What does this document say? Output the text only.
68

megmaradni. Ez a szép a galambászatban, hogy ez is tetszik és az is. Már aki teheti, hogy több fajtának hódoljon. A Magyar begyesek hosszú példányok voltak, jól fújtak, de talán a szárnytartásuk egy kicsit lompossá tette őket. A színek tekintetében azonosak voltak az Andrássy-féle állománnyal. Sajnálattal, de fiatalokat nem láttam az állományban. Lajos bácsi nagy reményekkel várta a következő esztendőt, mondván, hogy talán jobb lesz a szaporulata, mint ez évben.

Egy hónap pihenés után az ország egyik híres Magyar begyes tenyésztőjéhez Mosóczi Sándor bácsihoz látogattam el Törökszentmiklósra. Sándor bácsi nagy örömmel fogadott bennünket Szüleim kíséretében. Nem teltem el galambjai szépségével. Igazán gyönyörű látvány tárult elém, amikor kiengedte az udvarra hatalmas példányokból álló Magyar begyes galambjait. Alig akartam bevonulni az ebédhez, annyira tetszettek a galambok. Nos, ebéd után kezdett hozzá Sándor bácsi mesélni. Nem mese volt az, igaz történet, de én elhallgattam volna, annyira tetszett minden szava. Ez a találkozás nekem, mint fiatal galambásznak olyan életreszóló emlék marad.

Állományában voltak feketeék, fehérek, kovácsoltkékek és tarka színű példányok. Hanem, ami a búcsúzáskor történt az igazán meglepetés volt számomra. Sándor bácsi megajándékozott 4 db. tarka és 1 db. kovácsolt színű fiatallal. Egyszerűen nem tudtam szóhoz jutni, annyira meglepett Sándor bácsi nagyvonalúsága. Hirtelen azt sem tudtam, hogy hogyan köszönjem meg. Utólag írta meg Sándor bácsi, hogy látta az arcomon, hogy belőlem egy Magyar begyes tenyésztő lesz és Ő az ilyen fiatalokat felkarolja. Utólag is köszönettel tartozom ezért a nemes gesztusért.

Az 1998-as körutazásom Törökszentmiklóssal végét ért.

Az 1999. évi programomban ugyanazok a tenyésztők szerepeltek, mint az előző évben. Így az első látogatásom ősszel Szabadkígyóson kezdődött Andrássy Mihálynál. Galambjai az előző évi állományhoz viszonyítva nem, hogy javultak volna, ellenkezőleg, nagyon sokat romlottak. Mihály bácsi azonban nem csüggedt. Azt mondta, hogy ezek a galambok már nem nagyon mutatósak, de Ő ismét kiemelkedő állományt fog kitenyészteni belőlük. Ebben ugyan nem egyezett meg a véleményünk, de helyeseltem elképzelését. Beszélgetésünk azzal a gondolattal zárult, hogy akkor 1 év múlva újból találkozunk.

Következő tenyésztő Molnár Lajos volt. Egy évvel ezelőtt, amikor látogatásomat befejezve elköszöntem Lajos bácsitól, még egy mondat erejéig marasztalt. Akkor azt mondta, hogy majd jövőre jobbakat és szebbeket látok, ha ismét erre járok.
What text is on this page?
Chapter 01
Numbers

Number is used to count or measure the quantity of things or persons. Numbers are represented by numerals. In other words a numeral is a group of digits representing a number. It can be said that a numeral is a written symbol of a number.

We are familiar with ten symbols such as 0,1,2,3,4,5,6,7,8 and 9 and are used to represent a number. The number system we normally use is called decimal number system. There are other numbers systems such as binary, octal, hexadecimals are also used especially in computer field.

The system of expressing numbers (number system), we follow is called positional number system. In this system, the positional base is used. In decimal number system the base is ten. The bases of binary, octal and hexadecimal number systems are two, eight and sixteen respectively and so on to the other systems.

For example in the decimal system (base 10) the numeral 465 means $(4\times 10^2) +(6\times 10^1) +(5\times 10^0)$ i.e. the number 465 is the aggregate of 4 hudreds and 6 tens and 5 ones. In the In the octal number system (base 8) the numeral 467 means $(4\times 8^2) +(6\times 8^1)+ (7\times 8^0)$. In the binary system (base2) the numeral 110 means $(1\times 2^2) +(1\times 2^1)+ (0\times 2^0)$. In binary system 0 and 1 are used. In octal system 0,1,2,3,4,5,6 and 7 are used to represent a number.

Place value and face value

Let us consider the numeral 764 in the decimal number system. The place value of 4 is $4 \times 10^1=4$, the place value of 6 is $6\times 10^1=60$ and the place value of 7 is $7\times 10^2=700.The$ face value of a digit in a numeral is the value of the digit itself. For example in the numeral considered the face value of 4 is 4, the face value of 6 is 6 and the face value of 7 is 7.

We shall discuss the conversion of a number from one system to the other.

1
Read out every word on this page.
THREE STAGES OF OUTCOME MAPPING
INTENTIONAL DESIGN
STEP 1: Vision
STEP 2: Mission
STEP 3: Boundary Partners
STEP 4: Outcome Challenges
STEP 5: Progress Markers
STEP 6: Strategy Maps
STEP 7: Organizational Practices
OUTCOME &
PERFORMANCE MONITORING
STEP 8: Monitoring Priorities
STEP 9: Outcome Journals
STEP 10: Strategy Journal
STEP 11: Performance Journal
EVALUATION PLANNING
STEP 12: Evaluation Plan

* **WHAT NEEDS TO BE DONE**: Print the whole listing exactly as it is.

* **WORKED ANSWER**:
What does this document say? Output the text only.
68

megmaradni. Ez a szép a galambászatban, hogy ez is tetszik és az is. Már aki teheti, hogy több fajtának hódoljon. A Magyar begyesek hosszú példányok voltak, jól fújtak, de talán a szárnytartásuk egy kicsit lompossá tette őket. A színek tekintetében azonosak voltak az Andrássy-féle állománnyal. Sajnálattal, de fiatalokat nem láttam az állományban. Lajos bácsi nagy reményekkel várta a következő esztendőt, mondván, hogy talán jobb lesz a szaporulata, mint ez évben.

Egy hónap pihenés után az ország egyik híres Magyar begyes tenyésztőjéhez Mosóczi Sándor bácsihoz látogattam el Törökszentmiklósra. Sándor bácsi nagy örömmel fogadott bennünket Szüleim kíséretében. Nem teltem el galambjai szépségével. Igazán gyönyörű látvány tárult elém, amikor kiengedte az udvarra hatalmas példányokból álló Magyar begyes galambjait. Alig akartam bevonulni az ebédhez, annyira tetszettek a galambok. Nos, ebéd után kezdett hozzá Sándor bácsi mesélni. Nem mese volt az, igaz történet, de én elhallgattam volna, annyira tetszett minden szava. Ez a találkozás nekem, mint fiatal galambásznak olyan életreszóló emlék marad.

Állományában voltak feketeék, fehérek, kovácsoltkékek és tarka színű példányok. Hanem, ami a búcsúzáskor történt az igazán meglepetés volt számomra. Sándor bácsi megajándékozott 4 db. tarka és 1 db. kovácsolt színű fiatallal. Egyszerűen nem tudtam szóhoz jutni, annyira meglepett Sándor bácsi nagyvonalúsága. Hirtelen azt sem tudtam, hogy hogyan köszönjem meg. Utólag írta meg Sándor bácsi, hogy látta az arcomon, hogy belőlem egy Magyar begyes tenyésztő lesz és Ő az ilyen fiatalokat felkarolja. Utólag is köszönettel tartozom ezért a nemes gesztusért.

Az 1998-as körutazásom Törökszentmiklóssal végét ért.

Az 1999. évi programomban ugyanazok a tenyésztők szerepeltek, mint az előző évben. Így az első látogatásom ősszel Szabadkígyóson kezdődött Andrássy Mihálynál. Galambjai az előző évi állományhoz viszonyítva nem, hogy javultak volna, ellenkezőleg, nagyon sokat romlottak. Mihály bácsi azonban nem csüggedt. Azt mondta, hogy ezek a galambok már nem nagyon mutatósak, de Ő ismét kiemelkedő állományt fog kitenyészteni belőlük. Ebben ugyan nem egyezett meg a véleményünk, de helyeseltem elképzelését. Beszélgetésünk azzal a gondolattal zárult, hogy akkor 1 év múlva újból találkozunk.

Következő tenyésztő Molnár Lajos volt. Egy évvel ezelőtt, amikor látogatásomat befejezve elköszöntem Lajos bácsitól, még egy mondat erejéig marasztalt. Akkor azt mondta, hogy majd jövőre jobbakat és szebbeket látok, ha ismét erre járok.
What text is on this page?
Chapter 01
Numbers

Number is used to count or measure the quantity of things or persons. Numbers are represented by numerals. In other words a numeral is a group of digits representing a number. It can be said that a numeral is a written symbol of a number.

We are familiar with ten symbols such as 0,1,2,3,4,5,6,7,8 and 9 and are used to represent a number. The number system we normally use is called decimal number system. There are other numbers systems such as binary, octal, hexadecimals are also used especially in computer field.

The system of expressing numbers (number system), we follow is called positional number system. In this system, the positional base is used. In decimal number system the base is ten. The bases of binary, octal and hexadecimal number systems are two, eight and sixteen respectively and so on to the other systems.

For example in the decimal system (base 10) the numeral 465 means $(4\times 10^2) +(6\times 10^1) +(5\times 10^0)$ i.e. the number 465 is the aggregate of 4 hudreds and 6 tens and 5 ones. In the In the octal number system (base 8) the numeral 467 means $(4\times 8^2) +(6\times 8^1)+ (7\times 8^0)$. In the binary system (base2) the numeral 110 means $(1\times 2^2) +(1\times 2^1)+ (0\times 2^0)$. In binary system 0 and 1 are used. In octal system 0,1,2,3,4,5,6 and 7 are used to represent a number.

Place value and face value

Let us consider the numeral 764 in the decimal number system. The place value of 4 is $4 \times 10^1=4$, the place value of 6 is $6\times 10^1=60$ and the place value of 7 is $7\times 10^2=700.The$ face value of a digit in a numeral is the value of the digit itself. For example in the numeral considered the face value of 4 is 4, the face value of 6 is 6 and the face value of 7 is 7.

We shall discuss the conversion of a number from one system to the other.

1
Read out every word on this page.
THREE STAGES OF OUTCOME MAPPING
INTENTIONAL DESIGN
STEP 1: Vision
STEP 2: Mission
STEP 3: Boundary Partners
STEP 4: Outcome Challenges
STEP 5: Progress Markers
STEP 6: Strategy Maps
STEP 7: Organizational Practices
OUTCOME &
PERFORMANCE MONITORING
STEP 8: Monitoring Priorities
STEP 9: Outcome Journals
STEP 10: Strategy Journal
STEP 11: Performance Journal
EVALUATION PLANNING
STEP 12: Evaluation Plan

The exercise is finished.